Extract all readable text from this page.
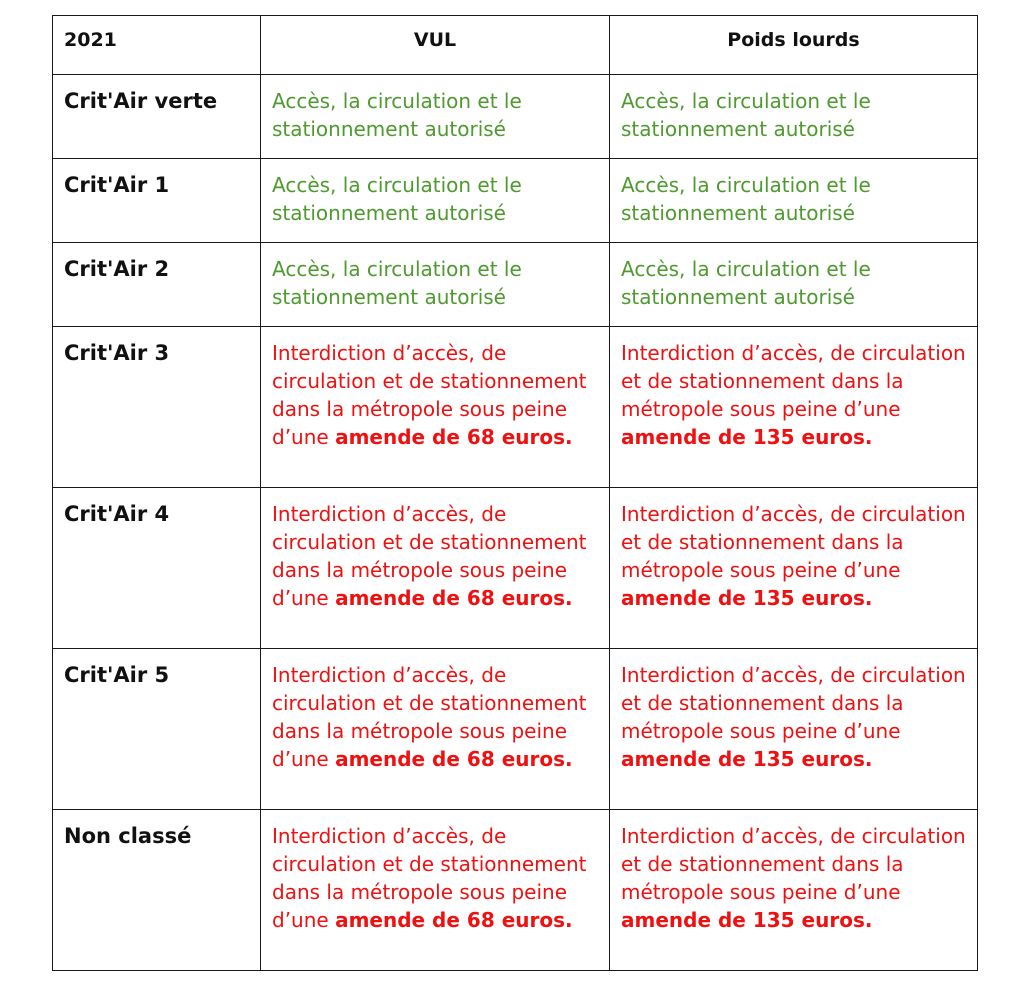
2021	VUL	Poids lourds
Crit'Air verte	Accès, la circulation et le stationnement autorisé	Accès, la circulation et le stationnement autorisé
Crit'Air 1	Accès, la circulation et le stationnement autorisé	Accès, la circulation et le stationnement autorisé
Crit'Air 2	Accès, la circulation et le stationnement autorisé	Accès, la circulation et le stationnement autorisé
Crit'Air 3	Interdiction d’accès, de circulation et de stationnement dans la métropole sous peine d’une amende de 68 euros.	Interdiction d’accès, de circulation et de stationnement dans la métropole sous peine d’une amende de 135 euros.
Crit'Air 4	Interdiction d’accès, de circulation et de stationnement dans la métropole sous peine d’une amende de 68 euros.	Interdiction d’accès, de circulation et de stationnement dans la métropole sous peine d’une amende de 135 euros.
Crit'Air 5	Interdiction d’accès, de circulation et de stationnement dans la métropole sous peine d’une amende de 68 euros.	Interdiction d’accès, de circulation et de stationnement dans la métropole sous peine d’une amende de 135 euros.
Non classé	Interdiction d’accès, de circulation et de stationnement dans la métropole sous peine d’une amende de 68 euros.	Interdiction d’accès, de circulation et de stationnement dans la métropole sous peine d’une amende de 135 euros.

**Exercise description**
Transcribe each entry above exactly, apart from the pictures.

**Exercise answer**
Extract all readable text from this page.
2021	VUL	Poids lourds
Crit'Air verte	Accès, la circulation et le stationnement autorisé	Accès, la circulation et le stationnement autorisé
Crit'Air 1	Accès, la circulation et le stationnement autorisé	Accès, la circulation et le stationnement autorisé
Crit'Air 2	Accès, la circulation et le stationnement autorisé	Accès, la circulation et le stationnement autorisé
Crit'Air 3	Interdiction d’accès, de circulation et de stationnement dans la métropole sous peine d’une amende de 68 euros.	Interdiction d’accès, de circulation et de stationnement dans la métropole sous peine d’une amende de 135 euros.
Crit'Air 4	Interdiction d’accès, de circulation et de stationnement dans la métropole sous peine d’une amende de 68 euros.	Interdiction d’accès, de circulation et de stationnement dans la métropole sous peine d’une amende de 135 euros.
Crit'Air 5	Interdiction d’accès, de circulation et de stationnement dans la métropole sous peine d’une amende de 68 euros.	Interdiction d’accès, de circulation et de stationnement dans la métropole sous peine d’une amende de 135 euros.
Non classé	Interdiction d’accès, de circulation et de stationnement dans la métropole sous peine d’une amende de 68 euros.	Interdiction d’accès, de circulation et de stationnement dans la métropole sous peine d’une amende de 135 euros.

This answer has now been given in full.